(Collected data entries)
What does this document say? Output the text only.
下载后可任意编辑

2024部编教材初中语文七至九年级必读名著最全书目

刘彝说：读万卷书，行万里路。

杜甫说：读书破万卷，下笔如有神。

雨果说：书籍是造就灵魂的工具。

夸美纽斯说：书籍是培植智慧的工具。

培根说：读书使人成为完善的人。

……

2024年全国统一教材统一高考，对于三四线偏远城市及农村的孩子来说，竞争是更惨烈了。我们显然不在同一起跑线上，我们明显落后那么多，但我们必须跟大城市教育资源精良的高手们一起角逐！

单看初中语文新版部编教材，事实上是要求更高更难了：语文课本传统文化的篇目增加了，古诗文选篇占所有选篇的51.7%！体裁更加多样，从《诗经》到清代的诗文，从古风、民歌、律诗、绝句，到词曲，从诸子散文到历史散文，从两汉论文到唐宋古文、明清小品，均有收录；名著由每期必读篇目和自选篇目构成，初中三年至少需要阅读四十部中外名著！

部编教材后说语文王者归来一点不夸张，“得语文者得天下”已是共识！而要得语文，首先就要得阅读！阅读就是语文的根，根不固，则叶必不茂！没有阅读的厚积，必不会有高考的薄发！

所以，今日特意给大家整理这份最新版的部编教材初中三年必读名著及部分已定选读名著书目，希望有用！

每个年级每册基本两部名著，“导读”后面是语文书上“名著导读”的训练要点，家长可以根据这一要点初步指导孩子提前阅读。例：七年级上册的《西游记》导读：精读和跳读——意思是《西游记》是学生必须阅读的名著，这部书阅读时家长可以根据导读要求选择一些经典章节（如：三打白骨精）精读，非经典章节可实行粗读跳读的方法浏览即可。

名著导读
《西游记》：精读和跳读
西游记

Task brief:
Retype every entry word for word.

Output below:
What does this document say? Output the text only.
下载后可任意编辑

2024部编教材初中语文七至九年级必读名著最全书目

刘彝说：读万卷书，行万里路。

杜甫说：读书破万卷，下笔如有神。

雨果说：书籍是造就灵魂的工具。

夸美纽斯说：书籍是培植智慧的工具。

培根说：读书使人成为完善的人。

……

2024年全国统一教材统一高考，对于三四线偏远城市及农村的孩子来说，竞争是更惨烈了。我们显然不在同一起跑线上，我们明显落后那么多，但我们必须跟大城市教育资源精良的高手们一起角逐！

单看初中语文新版部编教材，事实上是要求更高更难了：语文课本传统文化的篇目增加了，古诗文选篇占所有选篇的51.7%！体裁更加多样，从《诗经》到清代的诗文，从古风、民歌、律诗、绝句，到词曲，从诸子散文到历史散文，从两汉论文到唐宋古文、明清小品，均有收录；名著由每期必读篇目和自选篇目构成，初中三年至少需要阅读四十部中外名著！

部编教材后说语文王者归来一点不夸张，“得语文者得天下”已是共识！而要得语文，首先就要得阅读！阅读就是语文的根，根不固，则叶必不茂！没有阅读的厚积，必不会有高考的薄发！

所以，今日特意给大家整理这份最新版的部编教材初中三年必读名著及部分已定选读名著书目，希望有用！

每个年级每册基本两部名著，“导读”后面是语文书上“名著导读”的训练要点，家长可以根据这一要点初步指导孩子提前阅读。例：七年级上册的《西游记》导读：精读和跳读——意思是《西游记》是学生必须阅读的名著，这部书阅读时家长可以根据导读要求选择一些经典章节（如：三打白骨精）精读，非经典章节可实行粗读跳读的方法浏览即可。

名著导读
《西游记》：精读和跳读
西游记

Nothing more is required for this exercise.